Aim »
Take all the material and copy it exactly.

Data for this exercise »
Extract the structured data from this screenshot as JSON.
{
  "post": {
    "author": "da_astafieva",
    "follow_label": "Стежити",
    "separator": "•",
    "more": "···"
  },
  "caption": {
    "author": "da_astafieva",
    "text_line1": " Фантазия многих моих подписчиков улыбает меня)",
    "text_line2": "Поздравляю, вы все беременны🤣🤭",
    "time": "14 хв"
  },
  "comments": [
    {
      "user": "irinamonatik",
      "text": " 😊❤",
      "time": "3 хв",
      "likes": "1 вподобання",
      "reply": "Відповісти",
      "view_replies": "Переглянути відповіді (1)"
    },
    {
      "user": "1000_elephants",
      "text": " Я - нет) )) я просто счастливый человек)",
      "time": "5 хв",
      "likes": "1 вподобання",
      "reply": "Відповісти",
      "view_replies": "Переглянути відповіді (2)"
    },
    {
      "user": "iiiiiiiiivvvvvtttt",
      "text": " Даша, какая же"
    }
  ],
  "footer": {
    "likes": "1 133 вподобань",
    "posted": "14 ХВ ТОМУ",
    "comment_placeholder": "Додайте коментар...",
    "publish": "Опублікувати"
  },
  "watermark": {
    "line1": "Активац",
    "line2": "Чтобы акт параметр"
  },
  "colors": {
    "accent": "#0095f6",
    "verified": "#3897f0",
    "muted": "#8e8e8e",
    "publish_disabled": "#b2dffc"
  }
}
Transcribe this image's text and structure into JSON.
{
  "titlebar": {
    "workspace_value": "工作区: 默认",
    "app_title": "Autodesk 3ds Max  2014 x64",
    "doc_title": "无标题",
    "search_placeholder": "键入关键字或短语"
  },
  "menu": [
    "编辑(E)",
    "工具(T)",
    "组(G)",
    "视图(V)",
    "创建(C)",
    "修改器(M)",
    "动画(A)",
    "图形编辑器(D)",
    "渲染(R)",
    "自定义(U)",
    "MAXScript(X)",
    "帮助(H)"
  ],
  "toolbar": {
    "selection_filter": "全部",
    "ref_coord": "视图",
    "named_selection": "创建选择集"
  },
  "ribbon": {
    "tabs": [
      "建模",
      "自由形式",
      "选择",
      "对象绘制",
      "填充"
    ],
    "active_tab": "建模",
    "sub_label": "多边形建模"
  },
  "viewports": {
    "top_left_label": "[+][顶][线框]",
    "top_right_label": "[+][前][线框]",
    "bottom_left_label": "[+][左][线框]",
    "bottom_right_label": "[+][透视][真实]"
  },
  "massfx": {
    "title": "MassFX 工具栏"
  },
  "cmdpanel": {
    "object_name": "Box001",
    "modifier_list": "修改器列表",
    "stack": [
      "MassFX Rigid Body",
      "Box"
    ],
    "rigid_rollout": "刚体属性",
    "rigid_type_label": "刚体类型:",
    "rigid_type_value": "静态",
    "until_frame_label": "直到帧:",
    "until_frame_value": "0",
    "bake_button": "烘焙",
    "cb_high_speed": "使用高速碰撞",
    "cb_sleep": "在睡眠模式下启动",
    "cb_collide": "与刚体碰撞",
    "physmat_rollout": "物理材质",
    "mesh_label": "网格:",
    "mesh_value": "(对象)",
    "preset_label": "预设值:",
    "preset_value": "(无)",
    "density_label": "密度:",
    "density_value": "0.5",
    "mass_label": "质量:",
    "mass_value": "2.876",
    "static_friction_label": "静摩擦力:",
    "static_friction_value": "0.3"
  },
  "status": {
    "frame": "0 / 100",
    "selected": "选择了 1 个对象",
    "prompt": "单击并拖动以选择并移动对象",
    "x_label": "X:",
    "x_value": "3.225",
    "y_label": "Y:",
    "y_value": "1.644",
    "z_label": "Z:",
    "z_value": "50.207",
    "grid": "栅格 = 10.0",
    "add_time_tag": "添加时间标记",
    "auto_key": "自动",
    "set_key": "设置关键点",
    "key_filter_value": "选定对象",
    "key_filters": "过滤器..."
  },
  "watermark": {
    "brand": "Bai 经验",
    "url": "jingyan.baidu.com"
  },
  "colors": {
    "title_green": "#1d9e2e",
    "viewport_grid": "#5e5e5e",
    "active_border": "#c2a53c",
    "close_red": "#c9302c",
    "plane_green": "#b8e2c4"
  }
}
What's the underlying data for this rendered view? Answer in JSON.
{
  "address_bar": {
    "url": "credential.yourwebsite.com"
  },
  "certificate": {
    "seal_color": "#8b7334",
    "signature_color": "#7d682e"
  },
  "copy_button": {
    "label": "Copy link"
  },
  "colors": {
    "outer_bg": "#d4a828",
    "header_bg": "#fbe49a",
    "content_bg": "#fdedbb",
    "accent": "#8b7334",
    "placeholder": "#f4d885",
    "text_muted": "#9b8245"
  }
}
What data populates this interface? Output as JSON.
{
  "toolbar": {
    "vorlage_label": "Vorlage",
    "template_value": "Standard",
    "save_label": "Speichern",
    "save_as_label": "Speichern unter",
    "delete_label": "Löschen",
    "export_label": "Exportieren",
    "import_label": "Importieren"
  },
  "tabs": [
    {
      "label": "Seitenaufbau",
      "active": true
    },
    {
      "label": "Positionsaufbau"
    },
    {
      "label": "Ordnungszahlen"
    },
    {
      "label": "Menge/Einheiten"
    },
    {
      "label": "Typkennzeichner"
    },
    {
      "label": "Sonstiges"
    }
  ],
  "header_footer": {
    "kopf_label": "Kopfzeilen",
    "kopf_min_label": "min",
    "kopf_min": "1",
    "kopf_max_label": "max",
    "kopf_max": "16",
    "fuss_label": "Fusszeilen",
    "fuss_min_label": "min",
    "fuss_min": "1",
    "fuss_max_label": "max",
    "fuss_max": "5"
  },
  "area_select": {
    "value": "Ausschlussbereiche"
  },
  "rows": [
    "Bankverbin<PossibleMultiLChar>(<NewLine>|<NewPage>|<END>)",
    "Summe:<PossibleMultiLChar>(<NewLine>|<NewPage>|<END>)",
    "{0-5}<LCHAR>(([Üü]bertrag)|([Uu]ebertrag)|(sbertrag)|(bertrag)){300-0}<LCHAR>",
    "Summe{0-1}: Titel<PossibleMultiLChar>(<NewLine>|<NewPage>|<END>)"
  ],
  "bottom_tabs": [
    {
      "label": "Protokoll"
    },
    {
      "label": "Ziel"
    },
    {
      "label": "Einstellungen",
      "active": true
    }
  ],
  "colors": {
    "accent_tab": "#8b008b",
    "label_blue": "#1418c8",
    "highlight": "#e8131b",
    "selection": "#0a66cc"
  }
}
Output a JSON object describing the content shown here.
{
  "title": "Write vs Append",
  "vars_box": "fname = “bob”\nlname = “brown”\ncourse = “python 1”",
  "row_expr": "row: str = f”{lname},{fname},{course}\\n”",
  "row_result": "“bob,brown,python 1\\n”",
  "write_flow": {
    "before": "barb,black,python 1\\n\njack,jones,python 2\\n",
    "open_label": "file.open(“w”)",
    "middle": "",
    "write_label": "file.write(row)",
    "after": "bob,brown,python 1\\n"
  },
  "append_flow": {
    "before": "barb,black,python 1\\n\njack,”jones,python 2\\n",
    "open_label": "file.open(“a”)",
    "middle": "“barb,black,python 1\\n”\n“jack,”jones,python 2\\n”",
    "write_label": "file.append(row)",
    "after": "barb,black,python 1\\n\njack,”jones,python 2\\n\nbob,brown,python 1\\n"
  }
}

Exercise output »
Extract the structured data from this screenshot as JSON.
{
  "post": {
    "author": "da_astafieva",
    "follow_label": "Стежити",
    "separator": "•",
    "more": "···"
  },
  "caption": {
    "author": "da_astafieva",
    "text_line1": " Фантазия многих моих подписчиков улыбает меня)",
    "text_line2": "Поздравляю, вы все беременны🤣🤭",
    "time": "14 хв"
  },
  "comments": [
    {
      "user": "irinamonatik",
      "text": " 😊❤",
      "time": "3 хв",
      "likes": "1 вподобання",
      "reply": "Відповісти",
      "view_replies": "Переглянути відповіді (1)"
    },
    {
      "user": "1000_elephants",
      "text": " Я - нет) )) я просто счастливый человек)",
      "time": "5 хв",
      "likes": "1 вподобання",
      "reply": "Відповісти",
      "view_replies": "Переглянути відповіді (2)"
    },
    {
      "user": "iiiiiiiiivvvvvtttt",
      "text": " Даша, какая же"
    }
  ],
  "footer": {
    "likes": "1 133 вподобань",
    "posted": "14 ХВ ТОМУ",
    "comment_placeholder": "Додайте коментар...",
    "publish": "Опублікувати"
  },
  "watermark": {
    "line1": "Активац",
    "line2": "Чтобы акт параметр"
  },
  "colors": {
    "accent": "#0095f6",
    "verified": "#3897f0",
    "muted": "#8e8e8e",
    "publish_disabled": "#b2dffc"
  }
}
Transcribe this image's text and structure into JSON.
{
  "titlebar": {
    "workspace_value": "工作区: 默认",
    "app_title": "Autodesk 3ds Max  2014 x64",
    "doc_title": "无标题",
    "search_placeholder": "键入关键字或短语"
  },
  "menu": [
    "编辑(E)",
    "工具(T)",
    "组(G)",
    "视图(V)",
    "创建(C)",
    "修改器(M)",
    "动画(A)",
    "图形编辑器(D)",
    "渲染(R)",
    "自定义(U)",
    "MAXScript(X)",
    "帮助(H)"
  ],
  "toolbar": {
    "selection_filter": "全部",
    "ref_coord": "视图",
    "named_selection": "创建选择集"
  },
  "ribbon": {
    "tabs": [
      "建模",
      "自由形式",
      "选择",
      "对象绘制",
      "填充"
    ],
    "active_tab": "建模",
    "sub_label": "多边形建模"
  },
  "viewports": {
    "top_left_label": "[+][顶][线框]",
    "top_right_label": "[+][前][线框]",
    "bottom_left_label": "[+][左][线框]",
    "bottom_right_label": "[+][透视][真实]"
  },
  "massfx": {
    "title": "MassFX 工具栏"
  },
  "cmdpanel": {
    "object_name": "Box001",
    "modifier_list": "修改器列表",
    "stack": [
      "MassFX Rigid Body",
      "Box"
    ],
    "rigid_rollout": "刚体属性",
    "rigid_type_label": "刚体类型:",
    "rigid_type_value": "静态",
    "until_frame_label": "直到帧:",
    "until_frame_value": "0",
    "bake_button": "烘焙",
    "cb_high_speed": "使用高速碰撞",
    "cb_sleep": "在睡眠模式下启动",
    "cb_collide": "与刚体碰撞",
    "physmat_rollout": "物理材质",
    "mesh_label": "网格:",
    "mesh_value": "(对象)",
    "preset_label": "预设值:",
    "preset_value": "(无)",
    "density_label": "密度:",
    "density_value": "0.5",
    "mass_label": "质量:",
    "mass_value": "2.876",
    "static_friction_label": "静摩擦力:",
    "static_friction_value": "0.3"
  },
  "status": {
    "frame": "0 / 100",
    "selected": "选择了 1 个对象",
    "prompt": "单击并拖动以选择并移动对象",
    "x_label": "X:",
    "x_value": "3.225",
    "y_label": "Y:",
    "y_value": "1.644",
    "z_label": "Z:",
    "z_value": "50.207",
    "grid": "栅格 = 10.0",
    "add_time_tag": "添加时间标记",
    "auto_key": "自动",
    "set_key": "设置关键点",
    "key_filter_value": "选定对象",
    "key_filters": "过滤器..."
  },
  "watermark": {
    "brand": "Bai 经验",
    "url": "jingyan.baidu.com"
  },
  "colors": {
    "title_green": "#1d9e2e",
    "viewport_grid": "#5e5e5e",
    "active_border": "#c2a53c",
    "close_red": "#c9302c",
    "plane_green": "#b8e2c4"
  }
}
What's the underlying data for this rendered view? Answer in JSON.
{
  "address_bar": {
    "url": "credential.yourwebsite.com"
  },
  "certificate": {
    "seal_color": "#8b7334",
    "signature_color": "#7d682e"
  },
  "copy_button": {
    "label": "Copy link"
  },
  "colors": {
    "outer_bg": "#d4a828",
    "header_bg": "#fbe49a",
    "content_bg": "#fdedbb",
    "accent": "#8b7334",
    "placeholder": "#f4d885",
    "text_muted": "#9b8245"
  }
}
What data populates this interface? Output as JSON.
{
  "toolbar": {
    "vorlage_label": "Vorlage",
    "template_value": "Standard",
    "save_label": "Speichern",
    "save_as_label": "Speichern unter",
    "delete_label": "Löschen",
    "export_label": "Exportieren",
    "import_label": "Importieren"
  },
  "tabs": [
    {
      "label": "Seitenaufbau",
      "active": true
    },
    {
      "label": "Positionsaufbau"
    },
    {
      "label": "Ordnungszahlen"
    },
    {
      "label": "Menge/Einheiten"
    },
    {
      "label": "Typkennzeichner"
    },
    {
      "label": "Sonstiges"
    }
  ],
  "header_footer": {
    "kopf_label": "Kopfzeilen",
    "kopf_min_label": "min",
    "kopf_min": "1",
    "kopf_max_label": "max",
    "kopf_max": "16",
    "fuss_label": "Fusszeilen",
    "fuss_min_label": "min",
    "fuss_min": "1",
    "fuss_max_label": "max",
    "fuss_max": "5"
  },
  "area_select": {
    "value": "Ausschlussbereiche"
  },
  "rows": [
    "Bankverbin<PossibleMultiLChar>(<NewLine>|<NewPage>|<END>)",
    "Summe:<PossibleMultiLChar>(<NewLine>|<NewPage>|<END>)",
    "{0-5}<LCHAR>(([Üü]bertrag)|([Uu]ebertrag)|(sbertrag)|(bertrag)){300-0}<LCHAR>",
    "Summe{0-1}: Titel<PossibleMultiLChar>(<NewLine>|<NewPage>|<END>)"
  ],
  "bottom_tabs": [
    {
      "label": "Protokoll"
    },
    {
      "label": "Ziel"
    },
    {
      "label": "Einstellungen",
      "active": true
    }
  ],
  "colors": {
    "accent_tab": "#8b008b",
    "label_blue": "#1418c8",
    "highlight": "#e8131b",
    "selection": "#0a66cc"
  }
}
Output a JSON object describing the content shown here.
{
  "title": "Write vs Append",
  "vars_box": "fname = “bob”\nlname = “brown”\ncourse = “python 1”",
  "row_expr": "row: str = f”{lname},{fname},{course}\\n”",
  "row_result": "“bob,brown,python 1\\n”",
  "write_flow": {
    "before": "barb,black,python 1\\n\njack,jones,python 2\\n",
    "open_label": "file.open(“w”)",
    "middle": "",
    "write_label": "file.write(row)",
    "after": "bob,brown,python 1\\n"
  },
  "append_flow": {
    "before": "barb,black,python 1\\n\njack,”jones,python 2\\n",
    "open_label": "file.open(“a”)",
    "middle": "“barb,black,python 1\\n”\n“jack,”jones,python 2\\n”",
    "write_label": "file.append(row)",
    "after": "barb,black,python 1\\n\njack,”jones,python 2\\n\nbob,brown,python 1\\n"
  }
}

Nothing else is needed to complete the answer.